Work to be completed
Your task is to print the material below exactly as presented.

Stored items
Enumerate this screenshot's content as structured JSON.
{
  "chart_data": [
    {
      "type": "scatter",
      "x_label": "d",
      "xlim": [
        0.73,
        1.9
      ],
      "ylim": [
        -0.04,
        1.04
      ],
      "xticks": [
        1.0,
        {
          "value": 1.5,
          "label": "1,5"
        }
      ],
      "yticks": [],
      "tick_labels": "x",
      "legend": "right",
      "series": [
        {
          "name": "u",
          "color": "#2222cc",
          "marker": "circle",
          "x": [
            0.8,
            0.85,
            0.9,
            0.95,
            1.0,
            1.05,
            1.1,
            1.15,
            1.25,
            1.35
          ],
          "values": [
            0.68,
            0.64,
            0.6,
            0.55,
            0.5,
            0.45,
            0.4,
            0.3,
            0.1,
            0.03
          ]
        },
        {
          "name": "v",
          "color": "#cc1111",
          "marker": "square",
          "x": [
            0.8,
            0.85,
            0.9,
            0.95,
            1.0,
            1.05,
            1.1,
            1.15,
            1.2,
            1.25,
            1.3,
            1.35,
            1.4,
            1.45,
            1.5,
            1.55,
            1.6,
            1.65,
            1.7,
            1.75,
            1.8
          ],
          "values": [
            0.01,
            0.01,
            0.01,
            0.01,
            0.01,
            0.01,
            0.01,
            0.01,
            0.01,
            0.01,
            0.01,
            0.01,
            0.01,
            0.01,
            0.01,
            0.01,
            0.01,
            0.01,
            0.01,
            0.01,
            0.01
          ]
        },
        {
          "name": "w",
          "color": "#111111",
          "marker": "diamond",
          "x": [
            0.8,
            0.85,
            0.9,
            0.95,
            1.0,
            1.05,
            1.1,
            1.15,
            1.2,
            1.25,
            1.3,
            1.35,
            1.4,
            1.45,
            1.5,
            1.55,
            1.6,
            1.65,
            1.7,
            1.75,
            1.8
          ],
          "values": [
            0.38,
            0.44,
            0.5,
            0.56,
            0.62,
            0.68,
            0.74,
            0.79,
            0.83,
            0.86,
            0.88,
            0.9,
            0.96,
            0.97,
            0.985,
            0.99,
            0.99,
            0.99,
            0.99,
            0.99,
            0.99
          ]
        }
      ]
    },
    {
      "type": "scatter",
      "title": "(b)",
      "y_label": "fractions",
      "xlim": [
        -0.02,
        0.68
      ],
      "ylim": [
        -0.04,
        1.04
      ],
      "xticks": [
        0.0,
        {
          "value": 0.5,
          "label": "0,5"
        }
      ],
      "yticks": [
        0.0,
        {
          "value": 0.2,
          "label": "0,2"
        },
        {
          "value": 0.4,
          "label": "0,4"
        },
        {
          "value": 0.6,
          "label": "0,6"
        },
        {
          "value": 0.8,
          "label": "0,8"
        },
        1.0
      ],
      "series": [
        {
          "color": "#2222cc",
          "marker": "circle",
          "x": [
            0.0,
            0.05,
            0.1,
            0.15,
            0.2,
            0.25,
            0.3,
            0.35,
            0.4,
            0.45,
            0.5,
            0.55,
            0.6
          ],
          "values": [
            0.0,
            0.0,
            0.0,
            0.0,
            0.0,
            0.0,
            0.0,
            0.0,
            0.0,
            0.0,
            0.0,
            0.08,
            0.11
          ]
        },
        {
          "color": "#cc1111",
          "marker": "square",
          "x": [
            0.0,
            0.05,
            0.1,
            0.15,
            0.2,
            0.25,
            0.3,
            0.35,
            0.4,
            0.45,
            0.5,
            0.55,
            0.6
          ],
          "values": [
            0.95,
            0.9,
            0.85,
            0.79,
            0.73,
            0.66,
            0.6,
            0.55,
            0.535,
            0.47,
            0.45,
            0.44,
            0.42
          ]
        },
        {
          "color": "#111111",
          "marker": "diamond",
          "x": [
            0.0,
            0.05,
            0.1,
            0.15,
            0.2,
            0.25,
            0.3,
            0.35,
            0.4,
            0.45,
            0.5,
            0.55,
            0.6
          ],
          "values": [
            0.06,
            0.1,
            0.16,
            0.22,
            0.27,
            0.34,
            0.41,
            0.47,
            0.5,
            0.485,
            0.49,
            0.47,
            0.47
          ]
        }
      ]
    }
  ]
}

Problem solution
Enumerate this screenshot's content as structured JSON.
{
  "chart_data": [
    {
      "type": "scatter",
      "x_label": "d",
      "xlim": [
        0.73,
        1.9
      ],
      "ylim": [
        -0.04,
        1.04
      ],
      "xticks": [
        1.0,
        {
          "value": 1.5,
          "label": "1,5"
        }
      ],
      "yticks": [],
      "tick_labels": "x",
      "legend": "right",
      "series": [
        {
          "name": "u",
          "color": "#2222cc",
          "marker": "circle",
          "x": [
            0.8,
            0.85,
            0.9,
            0.95,
            1.0,
            1.05,
            1.1,
            1.15,
            1.25,
            1.35
          ],
          "values": [
            0.68,
            0.64,
            0.6,
            0.55,
            0.5,
            0.45,
            0.4,
            0.3,
            0.1,
            0.03
          ]
        },
        {
          "name": "v",
          "color": "#cc1111",
          "marker": "square",
          "x": [
            0.8,
            0.85,
            0.9,
            0.95,
            1.0,
            1.05,
            1.1,
            1.15,
            1.2,
            1.25,
            1.3,
            1.35,
            1.4,
            1.45,
            1.5,
            1.55,
            1.6,
            1.65,
            1.7,
            1.75,
            1.8
          ],
          "values": [
            0.01,
            0.01,
            0.01,
            0.01,
            0.01,
            0.01,
            0.01,
            0.01,
            0.01,
            0.01,
            0.01,
            0.01,
            0.01,
            0.01,
            0.01,
            0.01,
            0.01,
            0.01,
            0.01,
            0.01,
            0.01
          ]
        },
        {
          "name": "w",
          "color": "#111111",
          "marker": "diamond",
          "x": [
            0.8,
            0.85,
            0.9,
            0.95,
            1.0,
            1.05,
            1.1,
            1.15,
            1.2,
            1.25,
            1.3,
            1.35,
            1.4,
            1.45,
            1.5,
            1.55,
            1.6,
            1.65,
            1.7,
            1.75,
            1.8
          ],
          "values": [
            0.38,
            0.44,
            0.5,
            0.56,
            0.62,
            0.68,
            0.74,
            0.79,
            0.83,
            0.86,
            0.88,
            0.9,
            0.96,
            0.97,
            0.985,
            0.99,
            0.99,
            0.99,
            0.99,
            0.99,
            0.99
          ]
        }
      ]
    },
    {
      "type": "scatter",
      "title": "(b)",
      "y_label": "fractions",
      "xlim": [
        -0.02,
        0.68
      ],
      "ylim": [
        -0.04,
        1.04
      ],
      "xticks": [
        0.0,
        {
          "value": 0.5,
          "label": "0,5"
        }
      ],
      "yticks": [
        0.0,
        {
          "value": 0.2,
          "label": "0,2"
        },
        {
          "value": 0.4,
          "label": "0,4"
        },
        {
          "value": 0.6,
          "label": "0,6"
        },
        {
          "value": 0.8,
          "label": "0,8"
        },
        1.0
      ],
      "series": [
        {
          "color": "#2222cc",
          "marker": "circle",
          "x": [
            0.0,
            0.05,
            0.1,
            0.15,
            0.2,
            0.25,
            0.3,
            0.35,
            0.4,
            0.45,
            0.5,
            0.55,
            0.6
          ],
          "values": [
            0.0,
            0.0,
            0.0,
            0.0,
            0.0,
            0.0,
            0.0,
            0.0,
            0.0,
            0.0,
            0.0,
            0.08,
            0.11
          ]
        },
        {
          "color": "#cc1111",
          "marker": "square",
          "x": [
            0.0,
            0.05,
            0.1,
            0.15,
            0.2,
            0.25,
            0.3,
            0.35,
            0.4,
            0.45,
            0.5,
            0.55,
            0.6
          ],
          "values": [
            0.95,
            0.9,
            0.85,
            0.79,
            0.73,
            0.66,
            0.6,
            0.55,
            0.535,
            0.47,
            0.45,
            0.44,
            0.42
          ]
        },
        {
          "color": "#111111",
          "marker": "diamond",
          "x": [
            0.0,
            0.05,
            0.1,
            0.15,
            0.2,
            0.25,
            0.3,
            0.35,
            0.4,
            0.45,
            0.5,
            0.55,
            0.6
          ],
          "values": [
            0.06,
            0.1,
            0.16,
            0.22,
            0.27,
            0.34,
            0.41,
            0.47,
            0.5,
            0.485,
            0.49,
            0.47,
            0.47
          ]
        }
      ]
    }
  ]
}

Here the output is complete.